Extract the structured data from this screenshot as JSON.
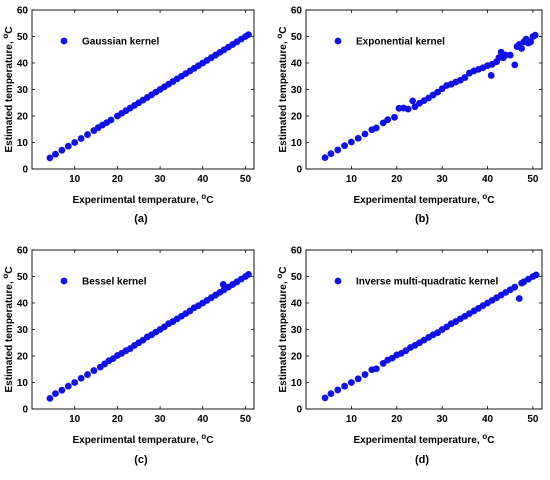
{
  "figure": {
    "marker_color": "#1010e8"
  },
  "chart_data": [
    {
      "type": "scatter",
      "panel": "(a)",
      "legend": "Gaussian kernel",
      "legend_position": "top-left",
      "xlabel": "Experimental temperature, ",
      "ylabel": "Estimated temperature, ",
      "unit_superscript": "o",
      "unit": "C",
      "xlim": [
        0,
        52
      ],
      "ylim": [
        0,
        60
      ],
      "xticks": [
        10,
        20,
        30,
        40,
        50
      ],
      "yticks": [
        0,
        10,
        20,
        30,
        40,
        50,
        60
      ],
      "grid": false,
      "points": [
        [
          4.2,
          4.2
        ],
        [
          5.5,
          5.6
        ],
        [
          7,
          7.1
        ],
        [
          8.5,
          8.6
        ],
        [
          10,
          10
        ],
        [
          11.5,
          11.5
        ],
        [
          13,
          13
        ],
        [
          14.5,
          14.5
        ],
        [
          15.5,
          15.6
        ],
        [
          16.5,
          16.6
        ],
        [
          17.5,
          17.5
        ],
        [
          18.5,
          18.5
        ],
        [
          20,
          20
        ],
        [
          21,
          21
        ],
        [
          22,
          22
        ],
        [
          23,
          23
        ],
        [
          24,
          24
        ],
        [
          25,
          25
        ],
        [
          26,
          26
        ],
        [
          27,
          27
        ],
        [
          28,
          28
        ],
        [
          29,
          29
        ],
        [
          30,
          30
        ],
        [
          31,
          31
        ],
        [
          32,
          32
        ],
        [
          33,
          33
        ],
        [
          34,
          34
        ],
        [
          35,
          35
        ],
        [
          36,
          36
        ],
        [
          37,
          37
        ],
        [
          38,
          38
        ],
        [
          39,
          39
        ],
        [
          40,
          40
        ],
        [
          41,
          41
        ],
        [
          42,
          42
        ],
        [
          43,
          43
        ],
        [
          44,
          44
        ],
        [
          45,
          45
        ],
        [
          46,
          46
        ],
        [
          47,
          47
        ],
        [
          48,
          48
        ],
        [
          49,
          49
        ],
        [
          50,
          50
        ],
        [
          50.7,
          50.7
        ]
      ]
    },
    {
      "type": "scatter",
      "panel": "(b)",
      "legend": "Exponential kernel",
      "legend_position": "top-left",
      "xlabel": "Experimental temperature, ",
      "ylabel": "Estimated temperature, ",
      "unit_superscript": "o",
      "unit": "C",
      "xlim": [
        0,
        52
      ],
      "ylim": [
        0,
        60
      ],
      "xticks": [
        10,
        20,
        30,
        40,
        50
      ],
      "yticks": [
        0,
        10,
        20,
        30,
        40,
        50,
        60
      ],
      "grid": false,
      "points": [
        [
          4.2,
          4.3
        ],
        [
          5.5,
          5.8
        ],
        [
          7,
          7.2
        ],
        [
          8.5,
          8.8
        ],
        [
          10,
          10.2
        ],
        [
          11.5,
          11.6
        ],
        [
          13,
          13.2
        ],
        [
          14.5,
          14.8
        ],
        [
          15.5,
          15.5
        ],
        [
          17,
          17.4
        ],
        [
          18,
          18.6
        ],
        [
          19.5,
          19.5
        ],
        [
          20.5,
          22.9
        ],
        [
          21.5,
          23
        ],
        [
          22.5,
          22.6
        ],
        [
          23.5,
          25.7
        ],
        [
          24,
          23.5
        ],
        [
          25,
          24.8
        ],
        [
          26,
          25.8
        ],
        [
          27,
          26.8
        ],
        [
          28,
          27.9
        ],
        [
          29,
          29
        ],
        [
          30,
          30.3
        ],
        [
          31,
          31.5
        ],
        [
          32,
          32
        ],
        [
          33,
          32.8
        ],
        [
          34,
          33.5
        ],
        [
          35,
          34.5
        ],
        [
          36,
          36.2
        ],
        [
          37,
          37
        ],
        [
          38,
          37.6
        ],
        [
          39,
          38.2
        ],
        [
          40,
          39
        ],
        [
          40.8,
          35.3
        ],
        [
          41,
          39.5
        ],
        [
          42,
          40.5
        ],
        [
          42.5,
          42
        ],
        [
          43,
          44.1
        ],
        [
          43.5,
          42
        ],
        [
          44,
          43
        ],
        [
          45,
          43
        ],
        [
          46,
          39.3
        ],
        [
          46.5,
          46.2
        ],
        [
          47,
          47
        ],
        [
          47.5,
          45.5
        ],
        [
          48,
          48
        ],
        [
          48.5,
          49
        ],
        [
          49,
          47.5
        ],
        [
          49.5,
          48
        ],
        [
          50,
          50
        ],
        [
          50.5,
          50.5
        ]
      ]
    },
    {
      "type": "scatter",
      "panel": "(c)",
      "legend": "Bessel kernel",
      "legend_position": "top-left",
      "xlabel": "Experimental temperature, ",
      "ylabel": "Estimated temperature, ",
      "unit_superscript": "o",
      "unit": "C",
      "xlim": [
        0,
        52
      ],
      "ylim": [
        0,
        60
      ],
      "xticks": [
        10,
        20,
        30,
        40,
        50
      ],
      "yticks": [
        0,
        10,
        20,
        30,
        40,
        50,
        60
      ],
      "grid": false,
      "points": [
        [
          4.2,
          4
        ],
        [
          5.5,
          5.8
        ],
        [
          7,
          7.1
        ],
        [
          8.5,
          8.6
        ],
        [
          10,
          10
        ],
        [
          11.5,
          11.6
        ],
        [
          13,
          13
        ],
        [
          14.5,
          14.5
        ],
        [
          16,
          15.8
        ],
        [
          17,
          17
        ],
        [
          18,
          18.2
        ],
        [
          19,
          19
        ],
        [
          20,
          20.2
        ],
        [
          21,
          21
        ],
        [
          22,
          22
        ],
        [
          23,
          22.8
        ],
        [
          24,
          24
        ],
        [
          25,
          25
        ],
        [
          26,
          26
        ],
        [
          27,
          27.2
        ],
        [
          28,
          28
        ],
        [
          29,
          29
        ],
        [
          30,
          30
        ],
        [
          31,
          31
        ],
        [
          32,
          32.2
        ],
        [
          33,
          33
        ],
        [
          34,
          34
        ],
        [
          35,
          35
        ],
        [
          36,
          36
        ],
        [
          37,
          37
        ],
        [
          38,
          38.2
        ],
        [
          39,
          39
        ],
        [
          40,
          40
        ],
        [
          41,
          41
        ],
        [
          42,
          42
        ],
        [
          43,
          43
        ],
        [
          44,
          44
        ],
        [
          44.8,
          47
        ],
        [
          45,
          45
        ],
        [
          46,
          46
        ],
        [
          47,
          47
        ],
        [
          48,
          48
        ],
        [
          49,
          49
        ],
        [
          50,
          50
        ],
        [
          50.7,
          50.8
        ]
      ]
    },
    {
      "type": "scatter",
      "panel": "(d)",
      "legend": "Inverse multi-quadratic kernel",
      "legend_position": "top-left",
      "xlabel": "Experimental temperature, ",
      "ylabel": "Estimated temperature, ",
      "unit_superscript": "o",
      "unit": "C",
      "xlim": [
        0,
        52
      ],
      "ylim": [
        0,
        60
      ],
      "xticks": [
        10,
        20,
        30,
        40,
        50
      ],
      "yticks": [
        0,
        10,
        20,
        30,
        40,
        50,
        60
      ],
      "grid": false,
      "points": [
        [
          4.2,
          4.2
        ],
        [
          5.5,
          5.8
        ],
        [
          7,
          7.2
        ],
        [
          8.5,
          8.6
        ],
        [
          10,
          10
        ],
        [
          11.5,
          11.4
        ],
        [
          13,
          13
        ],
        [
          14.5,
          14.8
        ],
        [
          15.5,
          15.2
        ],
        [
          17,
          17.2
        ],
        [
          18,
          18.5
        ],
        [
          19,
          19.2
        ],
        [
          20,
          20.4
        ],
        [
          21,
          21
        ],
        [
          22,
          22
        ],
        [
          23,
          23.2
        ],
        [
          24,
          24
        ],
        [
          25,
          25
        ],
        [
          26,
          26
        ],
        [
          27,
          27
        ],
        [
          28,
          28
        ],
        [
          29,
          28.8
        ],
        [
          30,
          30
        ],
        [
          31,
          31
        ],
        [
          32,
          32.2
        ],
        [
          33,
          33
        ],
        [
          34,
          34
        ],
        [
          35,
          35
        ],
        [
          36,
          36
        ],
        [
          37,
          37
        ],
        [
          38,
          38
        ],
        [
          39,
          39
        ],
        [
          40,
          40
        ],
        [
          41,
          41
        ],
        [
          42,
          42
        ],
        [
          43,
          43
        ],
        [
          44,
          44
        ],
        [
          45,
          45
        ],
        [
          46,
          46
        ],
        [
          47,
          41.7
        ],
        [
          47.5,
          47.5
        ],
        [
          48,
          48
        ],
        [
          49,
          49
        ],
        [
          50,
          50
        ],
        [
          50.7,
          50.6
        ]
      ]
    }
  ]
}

+ + +

- _What the exercise asks_
Which lines above contain "kernel"? Show each of them.

- _Result of the exercise_
      "legend": "Gaussian kernel",
      "legend": "Exponential kernel",
      "legend": "Bessel kernel",
      "legend": "Inverse multi-quadratic kernel",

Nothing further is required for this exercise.